PROVIDED RECORDS:
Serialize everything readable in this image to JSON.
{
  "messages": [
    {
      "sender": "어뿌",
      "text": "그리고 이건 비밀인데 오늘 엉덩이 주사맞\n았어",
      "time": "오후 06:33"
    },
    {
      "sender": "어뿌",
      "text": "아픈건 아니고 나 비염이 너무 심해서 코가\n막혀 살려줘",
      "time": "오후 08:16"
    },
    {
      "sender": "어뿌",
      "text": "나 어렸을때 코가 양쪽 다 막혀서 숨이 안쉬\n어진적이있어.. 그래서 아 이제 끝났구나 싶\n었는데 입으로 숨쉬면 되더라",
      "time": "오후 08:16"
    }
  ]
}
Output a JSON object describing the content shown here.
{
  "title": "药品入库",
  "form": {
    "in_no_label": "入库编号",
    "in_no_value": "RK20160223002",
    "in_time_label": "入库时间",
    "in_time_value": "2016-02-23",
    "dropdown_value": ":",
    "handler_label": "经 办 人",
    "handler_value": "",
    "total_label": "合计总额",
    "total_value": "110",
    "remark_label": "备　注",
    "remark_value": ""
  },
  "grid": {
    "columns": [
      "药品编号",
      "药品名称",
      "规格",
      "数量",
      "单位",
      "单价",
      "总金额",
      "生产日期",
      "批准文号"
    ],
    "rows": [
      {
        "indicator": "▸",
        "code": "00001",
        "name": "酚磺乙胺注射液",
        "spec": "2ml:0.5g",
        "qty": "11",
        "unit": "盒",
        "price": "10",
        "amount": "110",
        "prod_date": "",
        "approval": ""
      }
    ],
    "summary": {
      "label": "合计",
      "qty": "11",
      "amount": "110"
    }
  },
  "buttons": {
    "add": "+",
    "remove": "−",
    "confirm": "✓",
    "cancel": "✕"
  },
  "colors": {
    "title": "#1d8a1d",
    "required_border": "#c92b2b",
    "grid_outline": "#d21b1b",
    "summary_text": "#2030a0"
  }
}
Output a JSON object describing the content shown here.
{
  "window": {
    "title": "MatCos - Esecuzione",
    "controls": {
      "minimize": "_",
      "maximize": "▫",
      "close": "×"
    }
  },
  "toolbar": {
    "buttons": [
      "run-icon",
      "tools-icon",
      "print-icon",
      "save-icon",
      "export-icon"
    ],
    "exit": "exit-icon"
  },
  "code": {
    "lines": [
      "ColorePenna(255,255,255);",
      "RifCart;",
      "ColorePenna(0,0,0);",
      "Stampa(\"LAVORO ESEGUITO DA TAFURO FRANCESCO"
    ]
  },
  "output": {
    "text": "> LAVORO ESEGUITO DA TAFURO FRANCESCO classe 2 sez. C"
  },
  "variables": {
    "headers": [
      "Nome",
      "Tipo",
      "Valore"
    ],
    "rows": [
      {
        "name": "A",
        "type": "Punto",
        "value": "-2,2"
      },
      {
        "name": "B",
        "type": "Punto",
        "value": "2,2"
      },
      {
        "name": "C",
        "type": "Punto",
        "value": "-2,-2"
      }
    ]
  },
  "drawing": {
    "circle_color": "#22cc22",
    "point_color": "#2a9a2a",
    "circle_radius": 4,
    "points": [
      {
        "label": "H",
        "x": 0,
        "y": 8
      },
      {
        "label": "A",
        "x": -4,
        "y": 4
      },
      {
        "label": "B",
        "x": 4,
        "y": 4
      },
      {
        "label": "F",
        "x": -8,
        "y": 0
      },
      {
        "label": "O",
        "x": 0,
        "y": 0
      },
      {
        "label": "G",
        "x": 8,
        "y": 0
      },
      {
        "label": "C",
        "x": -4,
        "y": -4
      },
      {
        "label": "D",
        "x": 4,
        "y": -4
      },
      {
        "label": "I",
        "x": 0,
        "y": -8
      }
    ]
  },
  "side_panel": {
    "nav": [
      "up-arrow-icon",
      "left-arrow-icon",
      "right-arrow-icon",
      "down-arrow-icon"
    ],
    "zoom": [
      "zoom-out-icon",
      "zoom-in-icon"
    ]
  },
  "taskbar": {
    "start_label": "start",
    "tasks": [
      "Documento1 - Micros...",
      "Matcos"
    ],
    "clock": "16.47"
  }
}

DIRECTIONS:
Search the entries for the string "FRANCESCO" and collect each line that has it.

EXERCISE OUTPUT:
      "Stampa(\"LAVORO ESEGUITO DA TAFURO FRANCESCO"
    "text": "> LAVORO ESEGUITO DA TAFURO FRANCESCO classe 2 sez. C"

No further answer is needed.